**Given problem**
Copy every line that mentions the word "ffffff".

Stored data entries
====================
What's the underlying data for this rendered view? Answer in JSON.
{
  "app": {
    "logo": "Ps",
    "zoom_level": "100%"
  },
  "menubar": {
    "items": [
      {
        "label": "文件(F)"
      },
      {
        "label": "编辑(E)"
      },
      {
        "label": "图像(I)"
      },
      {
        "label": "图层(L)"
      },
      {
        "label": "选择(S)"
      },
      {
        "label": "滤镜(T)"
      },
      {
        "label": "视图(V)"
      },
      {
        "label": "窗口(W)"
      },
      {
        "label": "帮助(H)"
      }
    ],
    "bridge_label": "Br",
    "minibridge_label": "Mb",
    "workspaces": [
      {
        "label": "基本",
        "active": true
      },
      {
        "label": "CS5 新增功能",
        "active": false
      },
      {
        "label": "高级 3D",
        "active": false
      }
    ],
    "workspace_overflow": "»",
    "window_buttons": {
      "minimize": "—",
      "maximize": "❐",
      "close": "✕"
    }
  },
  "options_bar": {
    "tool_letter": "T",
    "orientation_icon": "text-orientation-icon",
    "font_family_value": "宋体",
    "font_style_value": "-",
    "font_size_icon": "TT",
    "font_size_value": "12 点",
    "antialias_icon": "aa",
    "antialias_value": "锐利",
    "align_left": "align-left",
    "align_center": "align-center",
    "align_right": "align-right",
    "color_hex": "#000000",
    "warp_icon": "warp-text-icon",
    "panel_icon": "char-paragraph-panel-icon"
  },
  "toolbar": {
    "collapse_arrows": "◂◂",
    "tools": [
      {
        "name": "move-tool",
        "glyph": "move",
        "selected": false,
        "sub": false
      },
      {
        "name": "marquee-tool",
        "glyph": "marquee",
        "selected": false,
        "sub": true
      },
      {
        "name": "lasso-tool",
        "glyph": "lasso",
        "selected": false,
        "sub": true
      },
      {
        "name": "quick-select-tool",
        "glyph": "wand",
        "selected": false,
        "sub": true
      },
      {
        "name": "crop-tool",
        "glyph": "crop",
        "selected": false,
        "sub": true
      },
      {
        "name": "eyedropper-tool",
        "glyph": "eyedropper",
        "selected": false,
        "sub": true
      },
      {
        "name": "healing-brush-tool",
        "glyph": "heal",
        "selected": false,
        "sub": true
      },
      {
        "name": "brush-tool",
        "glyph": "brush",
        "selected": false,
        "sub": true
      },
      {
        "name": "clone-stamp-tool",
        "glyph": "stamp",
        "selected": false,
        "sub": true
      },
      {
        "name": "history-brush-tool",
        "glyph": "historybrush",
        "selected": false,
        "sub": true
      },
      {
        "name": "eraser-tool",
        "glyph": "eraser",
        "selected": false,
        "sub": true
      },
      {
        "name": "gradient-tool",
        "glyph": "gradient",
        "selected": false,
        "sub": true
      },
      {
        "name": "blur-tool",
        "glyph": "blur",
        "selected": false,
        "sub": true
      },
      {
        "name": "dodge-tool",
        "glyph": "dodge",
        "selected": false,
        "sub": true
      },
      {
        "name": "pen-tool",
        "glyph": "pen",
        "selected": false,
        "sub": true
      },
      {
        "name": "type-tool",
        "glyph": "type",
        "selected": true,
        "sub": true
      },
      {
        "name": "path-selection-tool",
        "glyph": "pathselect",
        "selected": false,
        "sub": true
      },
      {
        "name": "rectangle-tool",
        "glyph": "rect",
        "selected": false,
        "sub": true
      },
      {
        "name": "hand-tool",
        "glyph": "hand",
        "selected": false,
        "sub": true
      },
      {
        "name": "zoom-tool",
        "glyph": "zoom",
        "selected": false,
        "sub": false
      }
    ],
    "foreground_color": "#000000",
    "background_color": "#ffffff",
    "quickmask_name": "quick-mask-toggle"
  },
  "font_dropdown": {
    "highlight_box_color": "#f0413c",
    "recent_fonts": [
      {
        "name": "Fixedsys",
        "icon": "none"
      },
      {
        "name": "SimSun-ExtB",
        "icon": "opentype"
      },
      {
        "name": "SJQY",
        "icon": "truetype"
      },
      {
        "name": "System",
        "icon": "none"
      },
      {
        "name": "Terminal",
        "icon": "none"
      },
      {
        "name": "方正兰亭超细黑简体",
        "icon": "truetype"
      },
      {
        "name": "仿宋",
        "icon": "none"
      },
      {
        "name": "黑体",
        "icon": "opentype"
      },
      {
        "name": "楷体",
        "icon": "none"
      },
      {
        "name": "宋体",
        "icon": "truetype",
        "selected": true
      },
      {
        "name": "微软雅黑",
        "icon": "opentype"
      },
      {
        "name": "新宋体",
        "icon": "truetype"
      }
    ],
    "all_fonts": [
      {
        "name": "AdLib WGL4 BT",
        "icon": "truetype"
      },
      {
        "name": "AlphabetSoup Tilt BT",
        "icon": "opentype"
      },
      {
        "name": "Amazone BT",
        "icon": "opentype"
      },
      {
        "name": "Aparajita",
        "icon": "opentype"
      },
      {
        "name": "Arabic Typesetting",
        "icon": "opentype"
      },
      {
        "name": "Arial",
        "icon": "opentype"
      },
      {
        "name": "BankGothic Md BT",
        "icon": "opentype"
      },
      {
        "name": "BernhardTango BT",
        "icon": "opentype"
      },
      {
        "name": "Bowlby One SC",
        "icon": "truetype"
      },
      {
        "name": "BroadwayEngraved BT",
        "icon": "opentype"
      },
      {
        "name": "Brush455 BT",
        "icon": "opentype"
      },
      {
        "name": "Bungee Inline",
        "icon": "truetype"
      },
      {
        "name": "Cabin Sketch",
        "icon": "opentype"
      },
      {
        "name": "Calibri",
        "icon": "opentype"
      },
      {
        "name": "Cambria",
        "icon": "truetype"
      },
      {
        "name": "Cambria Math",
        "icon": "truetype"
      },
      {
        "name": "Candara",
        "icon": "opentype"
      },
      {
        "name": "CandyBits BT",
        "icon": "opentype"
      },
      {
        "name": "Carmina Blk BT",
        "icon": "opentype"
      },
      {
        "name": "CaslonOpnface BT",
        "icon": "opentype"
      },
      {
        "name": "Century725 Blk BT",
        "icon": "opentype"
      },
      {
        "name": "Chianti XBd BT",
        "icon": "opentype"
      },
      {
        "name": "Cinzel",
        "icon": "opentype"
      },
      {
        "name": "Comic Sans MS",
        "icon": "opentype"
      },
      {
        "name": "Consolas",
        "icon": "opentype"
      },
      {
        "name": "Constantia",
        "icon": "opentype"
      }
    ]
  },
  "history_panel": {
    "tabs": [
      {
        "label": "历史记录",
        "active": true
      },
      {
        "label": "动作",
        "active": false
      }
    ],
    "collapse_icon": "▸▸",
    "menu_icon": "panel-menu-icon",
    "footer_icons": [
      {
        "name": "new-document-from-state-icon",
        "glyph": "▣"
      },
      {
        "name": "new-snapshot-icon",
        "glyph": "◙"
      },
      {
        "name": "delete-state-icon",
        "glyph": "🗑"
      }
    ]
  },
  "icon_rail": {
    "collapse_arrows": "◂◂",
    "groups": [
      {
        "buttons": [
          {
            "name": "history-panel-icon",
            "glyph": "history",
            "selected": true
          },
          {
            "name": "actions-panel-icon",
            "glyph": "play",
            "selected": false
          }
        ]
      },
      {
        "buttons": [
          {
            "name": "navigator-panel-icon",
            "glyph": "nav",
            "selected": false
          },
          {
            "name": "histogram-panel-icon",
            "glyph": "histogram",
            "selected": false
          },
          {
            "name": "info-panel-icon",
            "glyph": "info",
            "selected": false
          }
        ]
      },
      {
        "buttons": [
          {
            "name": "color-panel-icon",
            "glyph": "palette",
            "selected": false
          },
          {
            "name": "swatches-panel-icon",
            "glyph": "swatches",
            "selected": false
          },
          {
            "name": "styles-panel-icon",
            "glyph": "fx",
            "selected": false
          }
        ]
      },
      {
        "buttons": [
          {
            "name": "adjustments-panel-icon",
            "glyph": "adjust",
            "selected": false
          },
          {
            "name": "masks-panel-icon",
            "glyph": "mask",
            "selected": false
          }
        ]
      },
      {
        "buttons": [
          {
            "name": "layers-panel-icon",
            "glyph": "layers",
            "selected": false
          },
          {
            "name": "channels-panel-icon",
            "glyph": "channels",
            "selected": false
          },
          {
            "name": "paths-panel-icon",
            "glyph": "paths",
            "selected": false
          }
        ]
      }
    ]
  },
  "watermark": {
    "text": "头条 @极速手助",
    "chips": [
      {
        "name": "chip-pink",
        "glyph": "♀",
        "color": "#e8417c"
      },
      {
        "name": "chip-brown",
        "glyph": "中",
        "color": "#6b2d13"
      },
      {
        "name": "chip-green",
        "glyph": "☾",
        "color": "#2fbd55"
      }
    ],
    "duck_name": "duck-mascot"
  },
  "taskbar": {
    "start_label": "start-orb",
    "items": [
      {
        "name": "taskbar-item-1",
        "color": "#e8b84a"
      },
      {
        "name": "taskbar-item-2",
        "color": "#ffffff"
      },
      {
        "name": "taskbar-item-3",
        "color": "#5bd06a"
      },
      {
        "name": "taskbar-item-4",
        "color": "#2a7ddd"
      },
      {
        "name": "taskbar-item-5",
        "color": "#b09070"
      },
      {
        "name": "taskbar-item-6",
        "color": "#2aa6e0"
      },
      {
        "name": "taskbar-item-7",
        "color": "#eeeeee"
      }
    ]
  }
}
====================
**Task solution**
    "background_color": "#ffffff",
        "color": "#ffffff"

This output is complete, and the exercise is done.